▶ [Problem to work on]
Provide nothing but the number of lines containing the string "text".

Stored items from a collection
* * * * * * *
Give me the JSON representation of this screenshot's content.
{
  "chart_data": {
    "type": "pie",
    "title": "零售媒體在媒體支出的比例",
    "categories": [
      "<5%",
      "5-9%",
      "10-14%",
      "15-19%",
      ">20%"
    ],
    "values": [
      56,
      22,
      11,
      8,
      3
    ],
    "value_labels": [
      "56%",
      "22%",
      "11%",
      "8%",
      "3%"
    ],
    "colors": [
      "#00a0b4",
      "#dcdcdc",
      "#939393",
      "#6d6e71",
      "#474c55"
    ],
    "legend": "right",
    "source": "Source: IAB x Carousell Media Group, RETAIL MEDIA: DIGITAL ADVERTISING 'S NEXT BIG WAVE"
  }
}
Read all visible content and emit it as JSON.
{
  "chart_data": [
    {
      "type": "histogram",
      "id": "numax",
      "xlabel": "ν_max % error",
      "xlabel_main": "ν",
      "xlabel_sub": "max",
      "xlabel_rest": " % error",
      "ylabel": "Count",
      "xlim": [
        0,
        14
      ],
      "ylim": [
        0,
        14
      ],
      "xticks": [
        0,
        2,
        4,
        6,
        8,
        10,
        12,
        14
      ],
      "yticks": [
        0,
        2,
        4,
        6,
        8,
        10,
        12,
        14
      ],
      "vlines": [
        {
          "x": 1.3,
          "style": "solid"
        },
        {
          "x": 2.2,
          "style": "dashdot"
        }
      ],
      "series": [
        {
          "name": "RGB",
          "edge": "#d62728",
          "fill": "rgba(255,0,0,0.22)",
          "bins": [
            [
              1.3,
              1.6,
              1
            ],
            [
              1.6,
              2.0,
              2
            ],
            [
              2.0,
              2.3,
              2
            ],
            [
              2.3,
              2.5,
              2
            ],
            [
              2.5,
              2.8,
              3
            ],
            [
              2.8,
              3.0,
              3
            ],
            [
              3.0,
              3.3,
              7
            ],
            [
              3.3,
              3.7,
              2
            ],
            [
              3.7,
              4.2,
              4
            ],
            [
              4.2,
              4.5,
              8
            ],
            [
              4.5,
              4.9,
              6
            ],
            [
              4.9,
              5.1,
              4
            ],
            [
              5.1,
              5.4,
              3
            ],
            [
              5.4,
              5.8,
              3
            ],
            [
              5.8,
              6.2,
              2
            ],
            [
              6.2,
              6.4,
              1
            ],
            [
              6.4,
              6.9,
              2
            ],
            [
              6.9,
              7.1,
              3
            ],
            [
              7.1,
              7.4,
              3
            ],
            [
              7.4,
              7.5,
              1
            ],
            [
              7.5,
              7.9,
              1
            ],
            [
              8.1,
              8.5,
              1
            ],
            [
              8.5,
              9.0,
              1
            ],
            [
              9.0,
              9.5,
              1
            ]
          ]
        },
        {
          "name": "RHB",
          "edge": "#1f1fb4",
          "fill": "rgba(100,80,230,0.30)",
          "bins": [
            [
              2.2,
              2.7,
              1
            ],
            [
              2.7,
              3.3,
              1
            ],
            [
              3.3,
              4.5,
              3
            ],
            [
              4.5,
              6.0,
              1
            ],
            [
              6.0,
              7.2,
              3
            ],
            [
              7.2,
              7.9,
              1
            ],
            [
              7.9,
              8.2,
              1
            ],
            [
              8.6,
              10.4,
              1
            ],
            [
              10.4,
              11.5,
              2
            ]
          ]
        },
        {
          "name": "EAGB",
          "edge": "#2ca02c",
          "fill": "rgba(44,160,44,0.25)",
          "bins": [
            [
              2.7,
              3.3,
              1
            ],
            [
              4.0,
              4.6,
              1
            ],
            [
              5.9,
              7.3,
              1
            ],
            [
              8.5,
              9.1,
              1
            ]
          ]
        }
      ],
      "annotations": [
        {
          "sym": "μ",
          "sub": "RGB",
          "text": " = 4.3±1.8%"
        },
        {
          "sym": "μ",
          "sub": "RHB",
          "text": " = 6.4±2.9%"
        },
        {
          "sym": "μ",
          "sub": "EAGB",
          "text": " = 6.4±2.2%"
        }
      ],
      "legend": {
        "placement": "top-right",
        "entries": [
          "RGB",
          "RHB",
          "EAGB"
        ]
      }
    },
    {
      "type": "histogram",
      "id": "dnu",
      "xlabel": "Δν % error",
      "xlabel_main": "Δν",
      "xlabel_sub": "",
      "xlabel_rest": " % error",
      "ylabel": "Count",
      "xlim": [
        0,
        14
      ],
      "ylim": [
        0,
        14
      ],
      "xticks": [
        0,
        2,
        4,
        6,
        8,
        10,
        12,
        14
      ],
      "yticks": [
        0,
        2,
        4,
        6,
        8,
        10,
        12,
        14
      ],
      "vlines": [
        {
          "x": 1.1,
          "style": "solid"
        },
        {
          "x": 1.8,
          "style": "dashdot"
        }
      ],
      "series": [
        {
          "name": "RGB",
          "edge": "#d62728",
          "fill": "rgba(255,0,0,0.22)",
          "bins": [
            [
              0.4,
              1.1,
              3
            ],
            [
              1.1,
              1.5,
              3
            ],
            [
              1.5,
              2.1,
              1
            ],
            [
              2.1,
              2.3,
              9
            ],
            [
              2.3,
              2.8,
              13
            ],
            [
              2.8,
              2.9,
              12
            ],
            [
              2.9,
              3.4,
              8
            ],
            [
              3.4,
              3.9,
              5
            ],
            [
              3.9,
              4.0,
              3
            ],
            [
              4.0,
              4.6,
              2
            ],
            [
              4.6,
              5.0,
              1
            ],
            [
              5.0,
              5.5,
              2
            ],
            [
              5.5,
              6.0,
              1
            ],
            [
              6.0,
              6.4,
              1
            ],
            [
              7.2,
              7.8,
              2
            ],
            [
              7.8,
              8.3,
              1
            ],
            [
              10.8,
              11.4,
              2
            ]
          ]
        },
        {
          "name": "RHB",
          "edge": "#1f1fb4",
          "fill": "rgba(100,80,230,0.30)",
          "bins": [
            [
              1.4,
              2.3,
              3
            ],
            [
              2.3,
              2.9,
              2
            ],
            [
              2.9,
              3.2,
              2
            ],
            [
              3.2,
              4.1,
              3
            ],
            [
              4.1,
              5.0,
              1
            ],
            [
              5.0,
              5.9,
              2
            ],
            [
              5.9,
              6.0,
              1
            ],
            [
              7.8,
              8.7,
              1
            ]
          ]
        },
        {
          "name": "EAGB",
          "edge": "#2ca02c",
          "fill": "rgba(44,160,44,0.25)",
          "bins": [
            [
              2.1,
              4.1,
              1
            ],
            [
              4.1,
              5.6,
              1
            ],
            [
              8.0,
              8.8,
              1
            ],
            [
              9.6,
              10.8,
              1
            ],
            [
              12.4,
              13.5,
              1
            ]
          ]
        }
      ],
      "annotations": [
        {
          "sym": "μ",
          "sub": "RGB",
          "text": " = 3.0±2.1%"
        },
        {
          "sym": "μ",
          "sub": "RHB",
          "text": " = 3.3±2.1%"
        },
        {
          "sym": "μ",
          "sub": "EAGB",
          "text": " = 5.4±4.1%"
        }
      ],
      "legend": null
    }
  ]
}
* * * * * * *
▶ [Reply to the task]
6